■ **Prompt**: Search the material below for the string "label" and extract each line that has it.
>> Start Information given
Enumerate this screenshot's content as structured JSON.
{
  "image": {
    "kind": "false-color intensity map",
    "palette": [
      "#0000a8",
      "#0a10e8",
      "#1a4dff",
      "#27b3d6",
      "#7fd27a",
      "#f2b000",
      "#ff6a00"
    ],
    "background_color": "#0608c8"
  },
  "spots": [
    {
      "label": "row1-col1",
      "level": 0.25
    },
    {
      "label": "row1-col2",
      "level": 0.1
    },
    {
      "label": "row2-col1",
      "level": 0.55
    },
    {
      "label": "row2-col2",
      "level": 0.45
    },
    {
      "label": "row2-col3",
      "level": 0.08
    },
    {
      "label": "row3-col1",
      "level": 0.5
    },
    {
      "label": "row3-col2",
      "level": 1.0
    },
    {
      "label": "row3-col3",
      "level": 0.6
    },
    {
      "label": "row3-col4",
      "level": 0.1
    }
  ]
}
>> End Information given
■ **Response to the exercise**:
      "label": "row1-col1",
      "label": "row1-col2",
      "label": "row2-col1",
      "label": "row2-col2",
      "label": "row2-col3",
      "label": "row3-col1",
      "label": "row3-col2",
      "label": "row3-col3",
      "label": "row3-col4",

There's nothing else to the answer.